• **What is needed**:
Go through the lines below. Copy those with "legend".

Items listed in a dataset:
━━━
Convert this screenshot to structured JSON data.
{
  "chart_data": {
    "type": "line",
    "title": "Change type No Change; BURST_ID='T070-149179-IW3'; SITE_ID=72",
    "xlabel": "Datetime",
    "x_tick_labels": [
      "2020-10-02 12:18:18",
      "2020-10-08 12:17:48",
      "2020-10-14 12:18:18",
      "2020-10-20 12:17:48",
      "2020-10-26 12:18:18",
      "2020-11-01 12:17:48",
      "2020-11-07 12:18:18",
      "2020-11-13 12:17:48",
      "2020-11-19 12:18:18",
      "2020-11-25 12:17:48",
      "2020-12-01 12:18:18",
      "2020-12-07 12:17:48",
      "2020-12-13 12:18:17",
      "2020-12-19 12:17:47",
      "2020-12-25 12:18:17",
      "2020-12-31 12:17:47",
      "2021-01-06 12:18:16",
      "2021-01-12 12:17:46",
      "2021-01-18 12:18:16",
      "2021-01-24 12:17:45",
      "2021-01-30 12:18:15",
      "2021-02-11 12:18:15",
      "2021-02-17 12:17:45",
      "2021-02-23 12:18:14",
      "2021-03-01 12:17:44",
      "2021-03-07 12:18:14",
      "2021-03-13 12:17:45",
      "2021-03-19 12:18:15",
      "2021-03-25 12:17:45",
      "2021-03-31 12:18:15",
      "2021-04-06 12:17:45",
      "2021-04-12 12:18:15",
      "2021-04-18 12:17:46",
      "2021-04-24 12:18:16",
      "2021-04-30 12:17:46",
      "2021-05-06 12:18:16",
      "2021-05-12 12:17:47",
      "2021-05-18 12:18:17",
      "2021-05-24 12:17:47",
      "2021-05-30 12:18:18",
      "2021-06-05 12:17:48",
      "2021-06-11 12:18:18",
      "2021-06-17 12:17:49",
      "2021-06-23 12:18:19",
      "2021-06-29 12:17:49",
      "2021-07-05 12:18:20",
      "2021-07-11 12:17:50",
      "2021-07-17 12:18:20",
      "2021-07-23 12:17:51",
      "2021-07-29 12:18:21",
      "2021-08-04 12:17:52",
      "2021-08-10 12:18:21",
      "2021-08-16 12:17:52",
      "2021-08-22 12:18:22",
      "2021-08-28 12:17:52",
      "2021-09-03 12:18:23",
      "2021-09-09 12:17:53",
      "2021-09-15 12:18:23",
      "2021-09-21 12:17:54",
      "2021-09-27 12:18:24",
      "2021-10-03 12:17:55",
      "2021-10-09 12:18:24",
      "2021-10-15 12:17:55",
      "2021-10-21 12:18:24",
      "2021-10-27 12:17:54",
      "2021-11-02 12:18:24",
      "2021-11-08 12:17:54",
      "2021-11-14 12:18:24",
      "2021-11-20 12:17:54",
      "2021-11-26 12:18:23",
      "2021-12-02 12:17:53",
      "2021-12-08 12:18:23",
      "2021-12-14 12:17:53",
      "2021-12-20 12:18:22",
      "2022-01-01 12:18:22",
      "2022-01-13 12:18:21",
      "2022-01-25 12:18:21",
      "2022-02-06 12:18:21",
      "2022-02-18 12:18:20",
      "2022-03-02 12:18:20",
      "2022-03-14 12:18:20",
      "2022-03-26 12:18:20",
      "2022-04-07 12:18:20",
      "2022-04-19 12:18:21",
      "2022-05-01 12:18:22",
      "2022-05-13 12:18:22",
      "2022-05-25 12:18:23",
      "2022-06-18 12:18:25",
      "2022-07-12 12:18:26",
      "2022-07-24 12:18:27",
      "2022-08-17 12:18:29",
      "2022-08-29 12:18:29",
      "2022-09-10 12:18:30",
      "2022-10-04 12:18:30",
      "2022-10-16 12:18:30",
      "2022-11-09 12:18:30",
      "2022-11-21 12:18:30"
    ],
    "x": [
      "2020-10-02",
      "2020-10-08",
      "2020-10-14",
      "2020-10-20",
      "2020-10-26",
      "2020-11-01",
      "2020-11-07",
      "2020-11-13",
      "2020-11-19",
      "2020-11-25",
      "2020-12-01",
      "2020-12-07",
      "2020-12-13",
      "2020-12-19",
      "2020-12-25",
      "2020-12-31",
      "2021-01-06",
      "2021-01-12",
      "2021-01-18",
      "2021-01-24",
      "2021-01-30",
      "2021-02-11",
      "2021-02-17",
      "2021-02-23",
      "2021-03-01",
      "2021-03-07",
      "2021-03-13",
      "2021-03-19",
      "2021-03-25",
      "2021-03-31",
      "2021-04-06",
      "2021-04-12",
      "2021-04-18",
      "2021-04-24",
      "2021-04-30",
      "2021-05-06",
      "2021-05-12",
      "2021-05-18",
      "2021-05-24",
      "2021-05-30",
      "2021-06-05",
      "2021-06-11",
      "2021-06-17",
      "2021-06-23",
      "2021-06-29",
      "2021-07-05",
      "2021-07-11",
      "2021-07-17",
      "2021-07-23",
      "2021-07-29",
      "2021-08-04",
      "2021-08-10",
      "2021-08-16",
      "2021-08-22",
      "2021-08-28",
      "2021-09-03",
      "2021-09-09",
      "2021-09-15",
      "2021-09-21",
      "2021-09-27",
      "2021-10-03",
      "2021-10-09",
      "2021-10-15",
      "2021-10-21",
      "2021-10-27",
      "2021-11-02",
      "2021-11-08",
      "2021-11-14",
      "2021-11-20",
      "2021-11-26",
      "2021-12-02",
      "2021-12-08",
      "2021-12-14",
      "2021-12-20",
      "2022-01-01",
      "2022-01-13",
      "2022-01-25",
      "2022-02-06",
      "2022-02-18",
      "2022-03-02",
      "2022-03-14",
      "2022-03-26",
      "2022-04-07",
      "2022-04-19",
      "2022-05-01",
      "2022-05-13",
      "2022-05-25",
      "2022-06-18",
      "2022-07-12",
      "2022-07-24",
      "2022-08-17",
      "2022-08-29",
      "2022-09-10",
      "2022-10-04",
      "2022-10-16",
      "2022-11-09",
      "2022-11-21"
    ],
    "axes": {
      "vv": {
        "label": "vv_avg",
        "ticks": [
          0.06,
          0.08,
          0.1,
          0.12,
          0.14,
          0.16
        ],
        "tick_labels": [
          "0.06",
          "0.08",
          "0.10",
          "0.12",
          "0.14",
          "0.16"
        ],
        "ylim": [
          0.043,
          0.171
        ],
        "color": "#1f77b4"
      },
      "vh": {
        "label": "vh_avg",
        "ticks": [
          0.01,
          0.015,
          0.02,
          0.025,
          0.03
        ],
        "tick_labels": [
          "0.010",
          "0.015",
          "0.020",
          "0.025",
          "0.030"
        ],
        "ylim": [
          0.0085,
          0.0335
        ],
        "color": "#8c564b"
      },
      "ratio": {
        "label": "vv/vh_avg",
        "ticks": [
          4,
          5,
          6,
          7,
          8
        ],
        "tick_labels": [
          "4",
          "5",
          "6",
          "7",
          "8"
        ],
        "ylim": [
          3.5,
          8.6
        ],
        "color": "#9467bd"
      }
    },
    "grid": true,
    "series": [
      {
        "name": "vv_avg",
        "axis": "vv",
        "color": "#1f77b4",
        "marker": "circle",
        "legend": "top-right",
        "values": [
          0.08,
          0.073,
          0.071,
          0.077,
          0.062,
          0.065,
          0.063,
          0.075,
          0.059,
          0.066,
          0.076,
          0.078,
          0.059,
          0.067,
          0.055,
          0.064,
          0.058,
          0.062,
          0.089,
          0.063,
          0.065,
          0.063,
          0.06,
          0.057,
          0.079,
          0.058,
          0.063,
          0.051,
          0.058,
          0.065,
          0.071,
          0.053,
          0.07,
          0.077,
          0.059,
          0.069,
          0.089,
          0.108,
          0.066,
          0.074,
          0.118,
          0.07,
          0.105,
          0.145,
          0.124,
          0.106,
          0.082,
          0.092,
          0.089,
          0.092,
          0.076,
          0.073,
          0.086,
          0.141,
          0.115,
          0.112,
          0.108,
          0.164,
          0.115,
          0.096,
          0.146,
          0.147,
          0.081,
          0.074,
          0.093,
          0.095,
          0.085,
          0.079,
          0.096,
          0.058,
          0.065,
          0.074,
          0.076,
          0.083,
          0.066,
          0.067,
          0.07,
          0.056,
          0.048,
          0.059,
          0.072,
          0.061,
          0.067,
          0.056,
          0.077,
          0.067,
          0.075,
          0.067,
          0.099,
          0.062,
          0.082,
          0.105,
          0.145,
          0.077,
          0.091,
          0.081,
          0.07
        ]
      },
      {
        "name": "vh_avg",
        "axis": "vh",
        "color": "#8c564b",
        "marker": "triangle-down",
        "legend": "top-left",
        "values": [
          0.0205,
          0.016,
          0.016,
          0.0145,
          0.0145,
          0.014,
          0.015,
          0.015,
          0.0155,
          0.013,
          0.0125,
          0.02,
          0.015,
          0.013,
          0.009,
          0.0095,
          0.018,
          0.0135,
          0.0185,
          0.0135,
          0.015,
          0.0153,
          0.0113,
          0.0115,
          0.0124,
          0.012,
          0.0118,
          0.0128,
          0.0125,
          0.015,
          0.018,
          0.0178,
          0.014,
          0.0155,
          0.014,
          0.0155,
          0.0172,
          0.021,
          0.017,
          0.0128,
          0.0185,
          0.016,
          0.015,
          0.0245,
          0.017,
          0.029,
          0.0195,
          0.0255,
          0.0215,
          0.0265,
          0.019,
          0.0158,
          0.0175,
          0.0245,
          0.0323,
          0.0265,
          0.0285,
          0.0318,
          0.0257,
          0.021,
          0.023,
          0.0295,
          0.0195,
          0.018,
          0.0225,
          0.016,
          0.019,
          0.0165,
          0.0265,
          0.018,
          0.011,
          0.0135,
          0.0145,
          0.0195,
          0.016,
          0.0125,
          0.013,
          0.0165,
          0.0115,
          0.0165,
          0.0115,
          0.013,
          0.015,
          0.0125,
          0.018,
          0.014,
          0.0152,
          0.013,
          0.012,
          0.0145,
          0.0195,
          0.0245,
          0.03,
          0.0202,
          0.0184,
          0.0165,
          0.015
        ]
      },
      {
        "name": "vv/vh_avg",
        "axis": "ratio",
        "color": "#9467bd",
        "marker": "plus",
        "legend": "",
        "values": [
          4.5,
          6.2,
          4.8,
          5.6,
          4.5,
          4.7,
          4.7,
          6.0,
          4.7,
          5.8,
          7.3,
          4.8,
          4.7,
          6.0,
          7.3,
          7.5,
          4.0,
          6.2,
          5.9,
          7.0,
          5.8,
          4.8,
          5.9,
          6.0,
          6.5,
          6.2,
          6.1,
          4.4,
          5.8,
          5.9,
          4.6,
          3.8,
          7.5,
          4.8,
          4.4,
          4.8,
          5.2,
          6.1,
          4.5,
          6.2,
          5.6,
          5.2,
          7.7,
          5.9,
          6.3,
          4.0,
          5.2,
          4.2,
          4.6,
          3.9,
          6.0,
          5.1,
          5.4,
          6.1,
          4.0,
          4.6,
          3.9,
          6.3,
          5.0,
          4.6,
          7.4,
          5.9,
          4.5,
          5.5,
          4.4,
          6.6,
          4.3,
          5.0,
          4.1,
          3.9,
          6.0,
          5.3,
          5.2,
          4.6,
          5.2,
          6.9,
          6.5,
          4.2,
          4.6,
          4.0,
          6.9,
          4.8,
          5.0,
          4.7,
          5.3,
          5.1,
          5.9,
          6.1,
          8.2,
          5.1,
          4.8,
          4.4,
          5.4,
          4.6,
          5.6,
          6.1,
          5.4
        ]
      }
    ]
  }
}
━━━
• **Complete answer**:
        "legend": "top-right",
        "legend": "top-left",
        "legend": "",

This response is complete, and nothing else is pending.